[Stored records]
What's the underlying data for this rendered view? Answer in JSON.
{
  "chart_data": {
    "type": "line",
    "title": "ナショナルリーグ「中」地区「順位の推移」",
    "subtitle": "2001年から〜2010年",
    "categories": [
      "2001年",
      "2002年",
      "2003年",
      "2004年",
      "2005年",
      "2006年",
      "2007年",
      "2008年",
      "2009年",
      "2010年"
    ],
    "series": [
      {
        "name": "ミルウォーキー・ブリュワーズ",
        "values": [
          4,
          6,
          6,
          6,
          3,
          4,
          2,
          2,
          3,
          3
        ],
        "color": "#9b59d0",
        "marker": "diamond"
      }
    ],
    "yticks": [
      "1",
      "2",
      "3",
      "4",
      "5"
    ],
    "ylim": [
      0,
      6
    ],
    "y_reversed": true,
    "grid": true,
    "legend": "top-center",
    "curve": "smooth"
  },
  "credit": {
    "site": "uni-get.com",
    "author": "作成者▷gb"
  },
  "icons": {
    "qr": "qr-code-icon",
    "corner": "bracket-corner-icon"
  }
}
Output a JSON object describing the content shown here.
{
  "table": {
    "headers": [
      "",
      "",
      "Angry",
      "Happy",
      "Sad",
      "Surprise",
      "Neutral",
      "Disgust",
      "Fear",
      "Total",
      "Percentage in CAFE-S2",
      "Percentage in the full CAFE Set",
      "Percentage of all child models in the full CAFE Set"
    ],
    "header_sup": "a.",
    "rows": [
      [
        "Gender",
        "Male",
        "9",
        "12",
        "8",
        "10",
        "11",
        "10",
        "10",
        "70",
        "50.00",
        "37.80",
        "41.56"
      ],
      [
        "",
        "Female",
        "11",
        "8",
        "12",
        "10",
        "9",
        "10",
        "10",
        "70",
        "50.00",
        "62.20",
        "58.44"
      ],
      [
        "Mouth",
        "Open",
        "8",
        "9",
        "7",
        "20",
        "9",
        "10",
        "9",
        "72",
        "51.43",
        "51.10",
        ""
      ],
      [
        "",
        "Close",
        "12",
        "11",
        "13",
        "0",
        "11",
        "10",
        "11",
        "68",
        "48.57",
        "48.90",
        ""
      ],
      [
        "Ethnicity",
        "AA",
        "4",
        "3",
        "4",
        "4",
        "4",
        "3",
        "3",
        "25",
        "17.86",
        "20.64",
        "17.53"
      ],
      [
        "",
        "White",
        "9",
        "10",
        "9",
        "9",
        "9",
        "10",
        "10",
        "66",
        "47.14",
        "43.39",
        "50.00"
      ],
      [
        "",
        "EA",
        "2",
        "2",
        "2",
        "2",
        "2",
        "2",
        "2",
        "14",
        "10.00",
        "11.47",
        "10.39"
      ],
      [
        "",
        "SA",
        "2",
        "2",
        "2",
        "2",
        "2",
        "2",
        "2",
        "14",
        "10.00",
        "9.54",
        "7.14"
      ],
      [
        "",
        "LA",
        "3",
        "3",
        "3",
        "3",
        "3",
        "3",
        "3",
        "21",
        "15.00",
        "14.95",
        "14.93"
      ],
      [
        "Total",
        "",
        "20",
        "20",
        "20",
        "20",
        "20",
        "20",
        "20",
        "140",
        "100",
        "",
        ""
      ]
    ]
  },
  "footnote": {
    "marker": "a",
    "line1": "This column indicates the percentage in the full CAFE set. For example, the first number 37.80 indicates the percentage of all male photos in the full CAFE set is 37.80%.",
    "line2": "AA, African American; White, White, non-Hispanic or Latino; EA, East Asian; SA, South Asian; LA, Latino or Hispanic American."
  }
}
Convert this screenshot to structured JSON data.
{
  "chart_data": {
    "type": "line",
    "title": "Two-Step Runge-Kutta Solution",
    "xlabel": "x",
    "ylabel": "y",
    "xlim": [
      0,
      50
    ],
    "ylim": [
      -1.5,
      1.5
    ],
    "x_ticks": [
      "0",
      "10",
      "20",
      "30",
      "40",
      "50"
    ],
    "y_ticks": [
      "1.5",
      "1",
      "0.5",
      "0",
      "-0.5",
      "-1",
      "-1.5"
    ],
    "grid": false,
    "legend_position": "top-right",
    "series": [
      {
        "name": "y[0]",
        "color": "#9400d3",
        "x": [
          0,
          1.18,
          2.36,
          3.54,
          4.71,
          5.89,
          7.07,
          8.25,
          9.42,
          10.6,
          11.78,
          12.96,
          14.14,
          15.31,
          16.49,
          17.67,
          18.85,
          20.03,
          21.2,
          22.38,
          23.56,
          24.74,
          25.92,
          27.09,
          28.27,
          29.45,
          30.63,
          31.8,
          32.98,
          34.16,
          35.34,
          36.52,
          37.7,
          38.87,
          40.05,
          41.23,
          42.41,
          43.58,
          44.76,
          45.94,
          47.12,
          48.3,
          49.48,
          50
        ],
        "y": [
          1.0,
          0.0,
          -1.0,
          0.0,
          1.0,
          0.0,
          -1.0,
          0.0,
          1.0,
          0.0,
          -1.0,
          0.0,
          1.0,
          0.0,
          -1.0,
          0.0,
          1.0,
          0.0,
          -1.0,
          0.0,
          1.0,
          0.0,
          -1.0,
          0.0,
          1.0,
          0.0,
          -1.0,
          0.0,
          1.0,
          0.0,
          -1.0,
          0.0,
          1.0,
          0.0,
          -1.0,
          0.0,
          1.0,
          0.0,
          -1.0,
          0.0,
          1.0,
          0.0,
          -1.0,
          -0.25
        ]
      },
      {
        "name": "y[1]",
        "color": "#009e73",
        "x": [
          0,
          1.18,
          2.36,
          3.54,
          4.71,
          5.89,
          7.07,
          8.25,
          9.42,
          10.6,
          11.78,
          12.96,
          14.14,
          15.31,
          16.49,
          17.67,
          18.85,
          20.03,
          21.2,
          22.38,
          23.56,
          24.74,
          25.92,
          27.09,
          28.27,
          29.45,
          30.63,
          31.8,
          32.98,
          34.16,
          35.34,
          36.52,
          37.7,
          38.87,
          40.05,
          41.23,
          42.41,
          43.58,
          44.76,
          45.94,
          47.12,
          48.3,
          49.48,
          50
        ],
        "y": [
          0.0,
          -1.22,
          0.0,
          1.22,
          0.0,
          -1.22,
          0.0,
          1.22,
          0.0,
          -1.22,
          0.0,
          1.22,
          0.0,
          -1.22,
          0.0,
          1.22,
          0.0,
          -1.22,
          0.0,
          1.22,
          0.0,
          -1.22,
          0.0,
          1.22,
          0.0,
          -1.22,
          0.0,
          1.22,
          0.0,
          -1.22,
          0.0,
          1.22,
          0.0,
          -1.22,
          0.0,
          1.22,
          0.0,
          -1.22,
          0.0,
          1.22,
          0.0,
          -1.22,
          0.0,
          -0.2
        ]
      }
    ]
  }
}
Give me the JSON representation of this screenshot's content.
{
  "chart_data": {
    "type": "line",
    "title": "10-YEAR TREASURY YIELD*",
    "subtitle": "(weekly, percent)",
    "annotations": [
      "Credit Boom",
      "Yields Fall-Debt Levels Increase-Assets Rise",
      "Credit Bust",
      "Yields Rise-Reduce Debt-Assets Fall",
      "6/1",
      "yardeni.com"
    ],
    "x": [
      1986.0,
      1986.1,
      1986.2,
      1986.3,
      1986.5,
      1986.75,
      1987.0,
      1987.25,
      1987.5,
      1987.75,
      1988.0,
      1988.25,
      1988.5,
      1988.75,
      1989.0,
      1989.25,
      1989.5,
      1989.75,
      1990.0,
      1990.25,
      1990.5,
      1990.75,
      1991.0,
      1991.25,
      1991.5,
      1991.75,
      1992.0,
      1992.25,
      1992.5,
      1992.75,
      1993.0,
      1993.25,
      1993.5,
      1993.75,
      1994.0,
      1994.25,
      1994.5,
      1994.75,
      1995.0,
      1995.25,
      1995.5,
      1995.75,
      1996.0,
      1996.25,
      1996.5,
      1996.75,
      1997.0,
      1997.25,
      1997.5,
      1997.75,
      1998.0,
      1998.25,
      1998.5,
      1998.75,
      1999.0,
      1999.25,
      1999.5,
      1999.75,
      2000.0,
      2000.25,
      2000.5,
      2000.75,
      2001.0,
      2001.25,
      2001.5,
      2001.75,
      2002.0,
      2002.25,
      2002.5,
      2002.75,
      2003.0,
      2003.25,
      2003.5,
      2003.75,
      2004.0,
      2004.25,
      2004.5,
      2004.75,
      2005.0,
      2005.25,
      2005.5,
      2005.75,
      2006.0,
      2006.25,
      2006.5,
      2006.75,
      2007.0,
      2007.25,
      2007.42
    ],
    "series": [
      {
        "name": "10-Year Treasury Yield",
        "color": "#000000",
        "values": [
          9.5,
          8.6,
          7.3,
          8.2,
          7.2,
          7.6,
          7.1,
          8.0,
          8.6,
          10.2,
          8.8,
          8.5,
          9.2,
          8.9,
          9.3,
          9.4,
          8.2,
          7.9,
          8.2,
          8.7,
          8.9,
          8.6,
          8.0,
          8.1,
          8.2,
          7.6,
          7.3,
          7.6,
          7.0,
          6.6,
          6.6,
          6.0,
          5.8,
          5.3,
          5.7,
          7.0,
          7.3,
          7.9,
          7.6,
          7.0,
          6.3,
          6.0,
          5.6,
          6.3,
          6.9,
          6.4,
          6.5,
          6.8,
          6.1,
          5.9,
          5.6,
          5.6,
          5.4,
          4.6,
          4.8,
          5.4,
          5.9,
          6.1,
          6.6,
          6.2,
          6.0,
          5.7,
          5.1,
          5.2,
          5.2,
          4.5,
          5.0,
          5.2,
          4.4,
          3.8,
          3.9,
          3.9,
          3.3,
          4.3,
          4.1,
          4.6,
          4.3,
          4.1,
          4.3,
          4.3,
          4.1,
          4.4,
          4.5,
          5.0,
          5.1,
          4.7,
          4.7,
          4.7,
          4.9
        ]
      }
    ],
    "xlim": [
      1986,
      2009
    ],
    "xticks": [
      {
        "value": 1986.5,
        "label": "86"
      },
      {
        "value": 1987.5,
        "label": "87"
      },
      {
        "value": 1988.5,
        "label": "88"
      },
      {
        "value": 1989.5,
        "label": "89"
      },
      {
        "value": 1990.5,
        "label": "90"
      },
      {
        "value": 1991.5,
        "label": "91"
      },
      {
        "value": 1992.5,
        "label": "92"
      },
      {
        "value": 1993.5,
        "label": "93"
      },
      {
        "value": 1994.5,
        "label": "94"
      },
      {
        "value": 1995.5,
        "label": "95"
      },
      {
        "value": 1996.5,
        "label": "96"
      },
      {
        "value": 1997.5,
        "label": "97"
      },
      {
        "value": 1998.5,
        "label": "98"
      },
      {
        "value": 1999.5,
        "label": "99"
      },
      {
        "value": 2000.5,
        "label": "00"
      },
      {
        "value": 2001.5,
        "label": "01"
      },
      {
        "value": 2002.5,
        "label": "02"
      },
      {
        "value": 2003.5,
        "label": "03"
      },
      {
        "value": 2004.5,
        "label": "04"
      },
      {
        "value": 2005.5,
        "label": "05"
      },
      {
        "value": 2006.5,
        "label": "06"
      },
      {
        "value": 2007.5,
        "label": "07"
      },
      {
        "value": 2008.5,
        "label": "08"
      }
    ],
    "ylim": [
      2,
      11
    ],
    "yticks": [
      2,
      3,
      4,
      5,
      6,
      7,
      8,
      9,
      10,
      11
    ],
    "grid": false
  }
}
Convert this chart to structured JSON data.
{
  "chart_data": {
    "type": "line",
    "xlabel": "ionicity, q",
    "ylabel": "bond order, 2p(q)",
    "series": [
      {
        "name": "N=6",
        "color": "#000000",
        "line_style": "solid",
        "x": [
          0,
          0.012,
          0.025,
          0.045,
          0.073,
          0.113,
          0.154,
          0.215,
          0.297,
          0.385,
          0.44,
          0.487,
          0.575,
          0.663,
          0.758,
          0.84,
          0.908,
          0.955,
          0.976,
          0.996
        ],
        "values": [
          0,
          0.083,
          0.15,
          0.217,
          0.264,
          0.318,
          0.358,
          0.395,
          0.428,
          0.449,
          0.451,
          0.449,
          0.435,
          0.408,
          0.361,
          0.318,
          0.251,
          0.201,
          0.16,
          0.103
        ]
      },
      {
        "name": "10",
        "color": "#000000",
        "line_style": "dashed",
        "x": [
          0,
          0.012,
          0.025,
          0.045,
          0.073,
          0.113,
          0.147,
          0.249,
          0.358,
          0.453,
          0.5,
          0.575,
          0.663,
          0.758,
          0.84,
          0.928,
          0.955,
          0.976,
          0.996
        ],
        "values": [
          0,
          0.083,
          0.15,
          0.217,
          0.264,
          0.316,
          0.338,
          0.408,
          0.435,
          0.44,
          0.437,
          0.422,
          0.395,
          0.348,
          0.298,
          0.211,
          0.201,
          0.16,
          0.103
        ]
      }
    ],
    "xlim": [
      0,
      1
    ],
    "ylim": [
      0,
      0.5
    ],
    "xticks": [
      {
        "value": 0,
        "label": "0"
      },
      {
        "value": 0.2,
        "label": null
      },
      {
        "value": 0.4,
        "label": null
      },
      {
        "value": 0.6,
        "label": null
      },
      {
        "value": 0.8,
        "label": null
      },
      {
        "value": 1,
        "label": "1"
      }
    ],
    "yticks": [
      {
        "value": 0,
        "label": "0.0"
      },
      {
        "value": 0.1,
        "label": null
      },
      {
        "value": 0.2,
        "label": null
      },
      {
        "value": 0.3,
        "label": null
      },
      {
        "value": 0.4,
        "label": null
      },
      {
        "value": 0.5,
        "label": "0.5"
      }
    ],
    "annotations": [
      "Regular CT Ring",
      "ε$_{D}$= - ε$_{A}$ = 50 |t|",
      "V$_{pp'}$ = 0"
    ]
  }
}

Written request>
In the entries above, find each line with the word "Yields" and copy it.

Reply>
      "Yields Fall-Debt Levels Increase-Assets Rise",
      "Yields Rise-Reduce Debt-Assets Fall",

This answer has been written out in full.